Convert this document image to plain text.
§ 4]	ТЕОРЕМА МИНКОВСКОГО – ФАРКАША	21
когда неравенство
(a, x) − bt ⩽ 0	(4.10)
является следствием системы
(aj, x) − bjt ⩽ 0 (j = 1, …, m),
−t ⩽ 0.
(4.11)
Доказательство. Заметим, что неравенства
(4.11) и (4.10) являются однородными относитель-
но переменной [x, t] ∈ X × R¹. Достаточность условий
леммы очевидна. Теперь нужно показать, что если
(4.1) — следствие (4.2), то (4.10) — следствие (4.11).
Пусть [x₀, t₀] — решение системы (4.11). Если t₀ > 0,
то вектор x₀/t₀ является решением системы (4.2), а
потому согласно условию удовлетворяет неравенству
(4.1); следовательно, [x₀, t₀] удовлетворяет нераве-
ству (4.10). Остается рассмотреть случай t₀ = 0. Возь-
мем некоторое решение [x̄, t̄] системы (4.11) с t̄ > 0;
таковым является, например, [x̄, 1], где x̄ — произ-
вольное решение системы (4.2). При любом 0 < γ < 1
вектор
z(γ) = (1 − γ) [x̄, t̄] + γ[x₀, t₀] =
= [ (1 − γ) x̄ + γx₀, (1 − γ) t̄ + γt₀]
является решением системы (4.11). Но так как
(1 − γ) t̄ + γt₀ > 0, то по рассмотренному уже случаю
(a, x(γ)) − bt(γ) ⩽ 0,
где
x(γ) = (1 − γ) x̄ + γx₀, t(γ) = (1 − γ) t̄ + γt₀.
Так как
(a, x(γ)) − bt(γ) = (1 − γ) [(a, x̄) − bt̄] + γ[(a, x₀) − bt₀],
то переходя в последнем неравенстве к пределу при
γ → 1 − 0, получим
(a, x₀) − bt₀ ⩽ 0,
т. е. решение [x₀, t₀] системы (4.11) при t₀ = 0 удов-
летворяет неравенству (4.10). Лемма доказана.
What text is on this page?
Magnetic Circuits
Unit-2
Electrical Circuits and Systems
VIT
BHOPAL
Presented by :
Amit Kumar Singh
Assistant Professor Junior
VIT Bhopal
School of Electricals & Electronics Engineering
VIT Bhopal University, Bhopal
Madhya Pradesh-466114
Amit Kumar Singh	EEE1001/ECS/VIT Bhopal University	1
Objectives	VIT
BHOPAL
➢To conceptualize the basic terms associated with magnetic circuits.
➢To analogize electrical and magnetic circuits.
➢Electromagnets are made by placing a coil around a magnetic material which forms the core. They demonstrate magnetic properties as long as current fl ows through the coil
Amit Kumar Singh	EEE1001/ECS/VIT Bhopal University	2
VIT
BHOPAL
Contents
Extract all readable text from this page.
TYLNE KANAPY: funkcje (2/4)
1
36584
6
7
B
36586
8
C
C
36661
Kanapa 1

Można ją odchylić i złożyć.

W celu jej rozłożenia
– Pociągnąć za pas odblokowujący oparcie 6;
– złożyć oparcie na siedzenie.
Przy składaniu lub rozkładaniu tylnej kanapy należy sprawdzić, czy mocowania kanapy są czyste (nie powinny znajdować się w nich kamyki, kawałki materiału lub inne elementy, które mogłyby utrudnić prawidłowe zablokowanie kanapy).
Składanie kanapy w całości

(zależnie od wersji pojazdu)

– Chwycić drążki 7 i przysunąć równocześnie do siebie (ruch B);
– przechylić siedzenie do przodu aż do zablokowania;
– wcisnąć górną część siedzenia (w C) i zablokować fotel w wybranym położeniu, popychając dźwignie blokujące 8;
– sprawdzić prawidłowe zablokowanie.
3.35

● ● ● ● ● ● ●

Extract all lines that hold the word "Amit".

§ Written answer:
Amit Kumar Singh
Amit Kumar Singh	EEE1001/ECS/VIT Bhopal University	1
Amit Kumar Singh	EEE1001/ECS/VIT Bhopal University	2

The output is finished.